**What you should do**:
Make an exact copy of all the entries, with the pictures left out.
....................
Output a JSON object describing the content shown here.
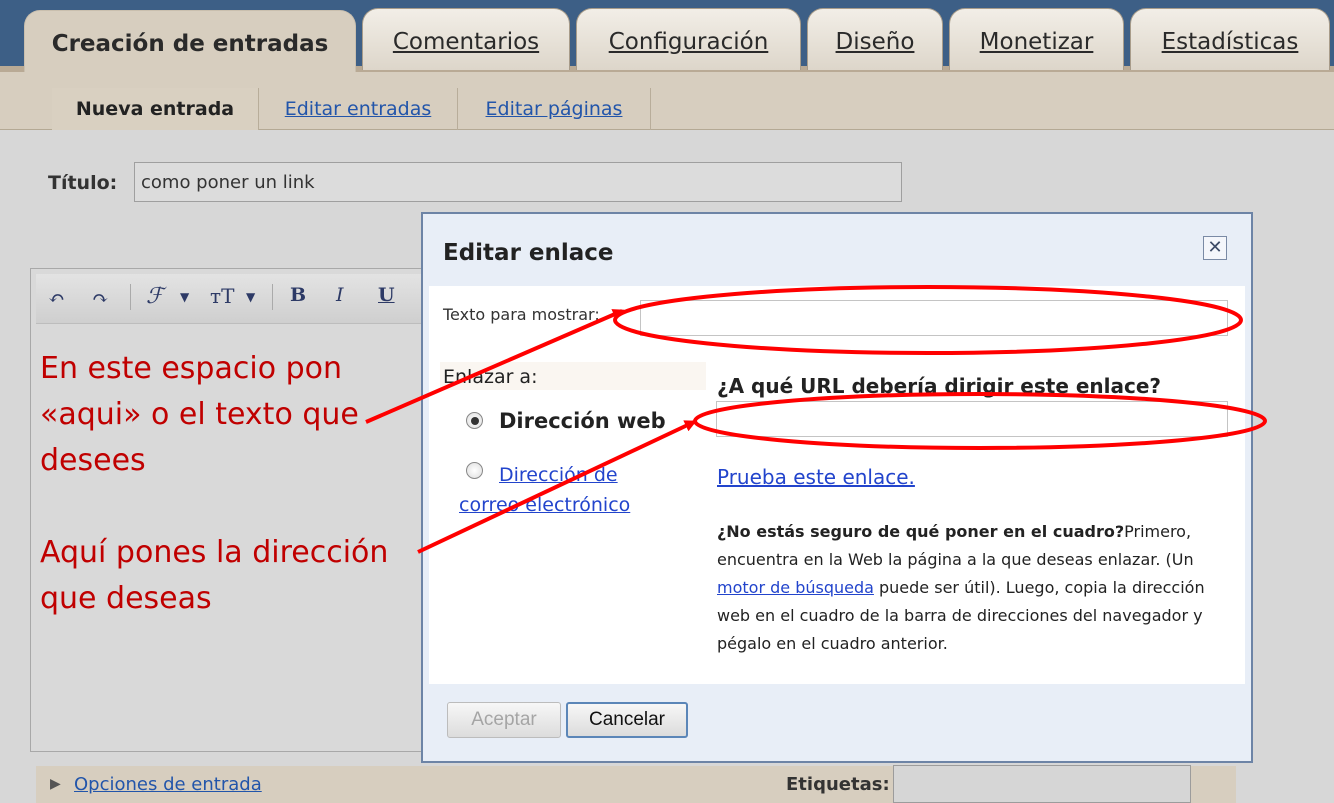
{
  "tabs": [
    {
      "label": "Creación de entradas",
      "active": true
    },
    {
      "label": "Comentarios"
    },
    {
      "label": "Configuración"
    },
    {
      "label": "Diseño"
    },
    {
      "label": "Monetizar"
    },
    {
      "label": "Estadísticas"
    }
  ],
  "subtabs": [
    {
      "label": "Nueva entrada",
      "active": true
    },
    {
      "label": "Editar entradas"
    },
    {
      "label": "Editar páginas"
    }
  ],
  "editor": {
    "title_label": "Título:",
    "title_value": "como poner un link",
    "toolbar": {
      "font": "ℱ",
      "size": "тT",
      "bold": "B",
      "italic": "I",
      "underline": "U"
    }
  },
  "annotations": {
    "text_note": [
      "En este espacio pon",
      "«aqui» o el texto que",
      "desees"
    ],
    "url_note": [
      "Aquí pones la dirección",
      "que deseas"
    ],
    "color": "#c00000"
  },
  "dialog": {
    "title": "Editar enlace",
    "close_label": "✕",
    "text_label": "Texto para mostrar:",
    "text_value": "",
    "link_to_label": "Enlazar a:",
    "option_web": "Dirección web",
    "option_mail": "Dirección de correo electrónico",
    "url_question": "¿A qué URL debería dirigir este enlace?",
    "url_value": "",
    "test_link": "Prueba este enlace.",
    "help": {
      "bold": "¿No estás seguro de qué poner en el cuadro?",
      "part1": "Primero, encuentra en la Web la página a la que deseas enlazar. (Un ",
      "link": "motor de búsqueda",
      "part2": " puede ser útil). Luego, copia la dirección web en el cuadro de la barra de direcciones del navegador y pégalo en el cuadro anterior."
    },
    "accept": "Aceptar",
    "cancel": "Cancelar"
  },
  "footer": {
    "options_link": "Opciones de entrada",
    "labels_label": "Etiquetas:"
  }
}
....................
**Response**:
Output a JSON object describing the content shown here.
{
  "tabs": [
    {
      "label": "Creación de entradas",
      "active": true
    },
    {
      "label": "Comentarios"
    },
    {
      "label": "Configuración"
    },
    {
      "label": "Diseño"
    },
    {
      "label": "Monetizar"
    },
    {
      "label": "Estadísticas"
    }
  ],
  "subtabs": [
    {
      "label": "Nueva entrada",
      "active": true
    },
    {
      "label": "Editar entradas"
    },
    {
      "label": "Editar páginas"
    }
  ],
  "editor": {
    "title_label": "Título:",
    "title_value": "como poner un link",
    "toolbar": {
      "font": "ℱ",
      "size": "тT",
      "bold": "B",
      "italic": "I",
      "underline": "U"
    }
  },
  "annotations": {
    "text_note": [
      "En este espacio pon",
      "«aqui» o el texto que",
      "desees"
    ],
    "url_note": [
      "Aquí pones la dirección",
      "que deseas"
    ],
    "color": "#c00000"
  },
  "dialog": {
    "title": "Editar enlace",
    "close_label": "✕",
    "text_label": "Texto para mostrar:",
    "text_value": "",
    "link_to_label": "Enlazar a:",
    "option_web": "Dirección web",
    "option_mail": "Dirección de correo electrónico",
    "url_question": "¿A qué URL debería dirigir este enlace?",
    "url_value": "",
    "test_link": "Prueba este enlace.",
    "help": {
      "bold": "¿No estás seguro de qué poner en el cuadro?",
      "part1": "Primero, encuentra en la Web la página a la que deseas enlazar. (Un ",
      "link": "motor de búsqueda",
      "part2": " puede ser útil). Luego, copia la dirección web en el cuadro de la barra de direcciones del navegador y pégalo en el cuadro anterior."
    },
    "accept": "Aceptar",
    "cancel": "Cancelar"
  },
  "footer": {
    "options_link": "Opciones de entrada",
    "labels_label": "Etiquetas:"
  }
}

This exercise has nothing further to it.